## What the task requires
Skip the pictures and quote all of the lines exactly.

## Data excerpts
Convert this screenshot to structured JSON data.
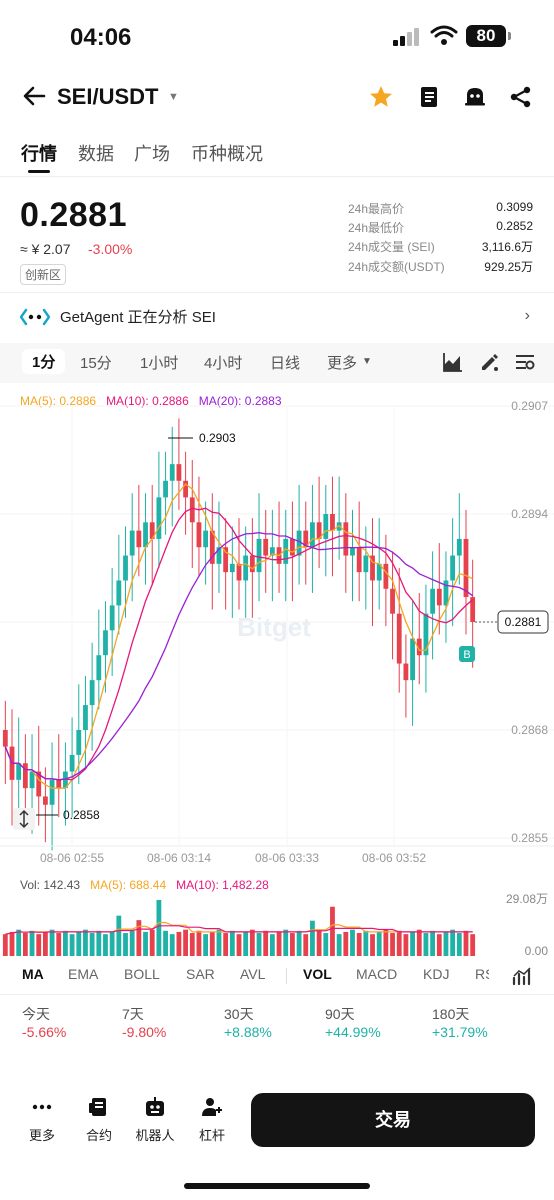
{
  "status": {
    "time": "04:06",
    "battery": "80"
  },
  "nav": {
    "pair": "SEI/USDT"
  },
  "tabs": [
    "行情",
    "数据",
    "广场",
    "币种概况"
  ],
  "ticker": {
    "price": "0.2881",
    "cny": "≈ ¥ 2.07",
    "change": "-3.00%",
    "zone": "创新区",
    "stats": [
      {
        "label": "24h最高价",
        "value": "0.3099"
      },
      {
        "label": "24h最低价",
        "value": "0.2852"
      },
      {
        "label": "24h成交量 (SEI)",
        "value": "3,116.6万"
      },
      {
        "label": "24h成交额(USDT)",
        "value": "929.25万"
      }
    ]
  },
  "agent": {
    "text": "GetAgent 正在分析 SEI"
  },
  "timeframes": [
    "1分",
    "15分",
    "1小时",
    "4小时",
    "日线",
    "更多"
  ],
  "chart": {
    "ma_legend": {
      "ma5": "MA(5): 0.2886",
      "ma10": "MA(10): 0.2886",
      "ma20": "MA(20): 0.2883"
    },
    "y_ticks": [
      "0.2907",
      "0.2894",
      "0.2881",
      "0.2868",
      "0.2855"
    ],
    "x_ticks": [
      "08-06 02:55",
      "08-06 03:14",
      "08-06 03:33",
      "08-06 03:52"
    ],
    "high_label": "0.2903",
    "low_label": "0.2858",
    "last_price": "0.2881",
    "watermark": "Bitget",
    "buy_marker": "B"
  },
  "chart_data": {
    "type": "candlestick",
    "ylim": [
      0.2855,
      0.2907
    ],
    "y_ticks": [
      0.2907,
      0.2894,
      0.2881,
      0.2868,
      0.2855
    ],
    "x_ticks": [
      "08-06 02:55",
      "08-06 03:14",
      "08-06 03:33",
      "08-06 03:52"
    ],
    "close": [
      0.2866,
      0.2862,
      0.2864,
      0.2861,
      0.2863,
      0.286,
      0.2859,
      0.2862,
      0.2861,
      0.2863,
      0.2865,
      0.2868,
      0.2871,
      0.2874,
      0.2877,
      0.288,
      0.2883,
      0.2886,
      0.2889,
      0.2892,
      0.289,
      0.2893,
      0.2891,
      0.2896,
      0.2898,
      0.29,
      0.2898,
      0.2896,
      0.2893,
      0.289,
      0.2892,
      0.2888,
      0.289,
      0.2887,
      0.2888,
      0.2886,
      0.2889,
      0.2887,
      0.2891,
      0.2889,
      0.289,
      0.2888,
      0.2891,
      0.2889,
      0.2892,
      0.289,
      0.2893,
      0.2891,
      0.2894,
      0.2892,
      0.2893,
      0.2889,
      0.289,
      0.2887,
      0.2889,
      0.2886,
      0.2888,
      0.2885,
      0.2882,
      0.2876,
      0.2874,
      0.2879,
      0.2877,
      0.2882,
      0.2885,
      0.2883,
      0.2886,
      0.2889,
      0.2891,
      0.2884,
      0.2881
    ],
    "high_marker": 0.2903,
    "low_marker": 0.2858,
    "last": 0.2881,
    "ma": {
      "ma5": 0.2886,
      "ma10": 0.2886,
      "ma20": 0.2883
    }
  },
  "volume": {
    "legend": {
      "vol": "Vol: 142.43",
      "ma5": "MA(5): 688.44",
      "ma10": "MA(10): 1,482.28"
    },
    "y_top": "29.08万",
    "y_bottom": "0.00"
  },
  "indicators_main": [
    "MA",
    "EMA",
    "BOLL",
    "SAR",
    "AVL"
  ],
  "indicators_sub": [
    "VOL",
    "MACD",
    "KDJ",
    "RS"
  ],
  "performance": [
    {
      "label": "今天",
      "value": "-5.66%",
      "dir": "neg"
    },
    {
      "label": "7天",
      "value": "-9.80%",
      "dir": "neg"
    },
    {
      "label": "30天",
      "value": "+8.88%",
      "dir": "pos"
    },
    {
      "label": "90天",
      "value": "+44.99%",
      "dir": "pos"
    },
    {
      "label": "180天",
      "value": "+31.79%",
      "dir": "pos"
    }
  ],
  "bottom": {
    "items": [
      "更多",
      "合约",
      "机器人",
      "杠杆"
    ],
    "trade": "交易"
  },
  "colors": {
    "up": "#20b2a6",
    "down": "#e5424e",
    "ma5": "#f5a623",
    "ma10": "#e5177b",
    "ma20": "#9b1fd6"
  }
}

## The completed task
Convert this screenshot to structured JSON data.
{
  "status": {
    "time": "04:06",
    "battery": "80"
  },
  "nav": {
    "pair": "SEI/USDT"
  },
  "tabs": [
    "行情",
    "数据",
    "广场",
    "币种概况"
  ],
  "ticker": {
    "price": "0.2881",
    "cny": "≈ ¥ 2.07",
    "change": "-3.00%",
    "zone": "创新区",
    "stats": [
      {
        "label": "24h最高价",
        "value": "0.3099"
      },
      {
        "label": "24h最低价",
        "value": "0.2852"
      },
      {
        "label": "24h成交量 (SEI)",
        "value": "3,116.6万"
      },
      {
        "label": "24h成交额(USDT)",
        "value": "929.25万"
      }
    ]
  },
  "agent": {
    "text": "GetAgent 正在分析 SEI"
  },
  "timeframes": [
    "1分",
    "15分",
    "1小时",
    "4小时",
    "日线",
    "更多"
  ],
  "chart": {
    "ma_legend": {
      "ma5": "MA(5): 0.2886",
      "ma10": "MA(10): 0.2886",
      "ma20": "MA(20): 0.2883"
    },
    "y_ticks": [
      "0.2907",
      "0.2894",
      "0.2881",
      "0.2868",
      "0.2855"
    ],
    "x_ticks": [
      "08-06 02:55",
      "08-06 03:14",
      "08-06 03:33",
      "08-06 03:52"
    ],
    "high_label": "0.2903",
    "low_label": "0.2858",
    "last_price": "0.2881",
    "watermark": "Bitget",
    "buy_marker": "B"
  },
  "chart_data": {
    "type": "candlestick",
    "ylim": [
      0.2855,
      0.2907
    ],
    "y_ticks": [
      0.2907,
      0.2894,
      0.2881,
      0.2868,
      0.2855
    ],
    "x_ticks": [
      "08-06 02:55",
      "08-06 03:14",
      "08-06 03:33",
      "08-06 03:52"
    ],
    "close": [
      0.2866,
      0.2862,
      0.2864,
      0.2861,
      0.2863,
      0.286,
      0.2859,
      0.2862,
      0.2861,
      0.2863,
      0.2865,
      0.2868,
      0.2871,
      0.2874,
      0.2877,
      0.288,
      0.2883,
      0.2886,
      0.2889,
      0.2892,
      0.289,
      0.2893,
      0.2891,
      0.2896,
      0.2898,
      0.29,
      0.2898,
      0.2896,
      0.2893,
      0.289,
      0.2892,
      0.2888,
      0.289,
      0.2887,
      0.2888,
      0.2886,
      0.2889,
      0.2887,
      0.2891,
      0.2889,
      0.289,
      0.2888,
      0.2891,
      0.2889,
      0.2892,
      0.289,
      0.2893,
      0.2891,
      0.2894,
      0.2892,
      0.2893,
      0.2889,
      0.289,
      0.2887,
      0.2889,
      0.2886,
      0.2888,
      0.2885,
      0.2882,
      0.2876,
      0.2874,
      0.2879,
      0.2877,
      0.2882,
      0.2885,
      0.2883,
      0.2886,
      0.2889,
      0.2891,
      0.2884,
      0.2881
    ],
    "high_marker": 0.2903,
    "low_marker": 0.2858,
    "last": 0.2881,
    "ma": {
      "ma5": 0.2886,
      "ma10": 0.2886,
      "ma20": 0.2883
    }
  },
  "volume": {
    "legend": {
      "vol": "Vol: 142.43",
      "ma5": "MA(5): 688.44",
      "ma10": "MA(10): 1,482.28"
    },
    "y_top": "29.08万",
    "y_bottom": "0.00"
  },
  "indicators_main": [
    "MA",
    "EMA",
    "BOLL",
    "SAR",
    "AVL"
  ],
  "indicators_sub": [
    "VOL",
    "MACD",
    "KDJ",
    "RS"
  ],
  "performance": [
    {
      "label": "今天",
      "value": "-5.66%",
      "dir": "neg"
    },
    {
      "label": "7天",
      "value": "-9.80%",
      "dir": "neg"
    },
    {
      "label": "30天",
      "value": "+8.88%",
      "dir": "pos"
    },
    {
      "label": "90天",
      "value": "+44.99%",
      "dir": "pos"
    },
    {
      "label": "180天",
      "value": "+31.79%",
      "dir": "pos"
    }
  ],
  "bottom": {
    "items": [
      "更多",
      "合约",
      "机器人",
      "杠杆"
    ],
    "trade": "交易"
  },
  "colors": {
    "up": "#20b2a6",
    "down": "#e5424e",
    "ma5": "#f5a623",
    "ma10": "#e5177b",
    "ma20": "#9b1fd6"
  }
}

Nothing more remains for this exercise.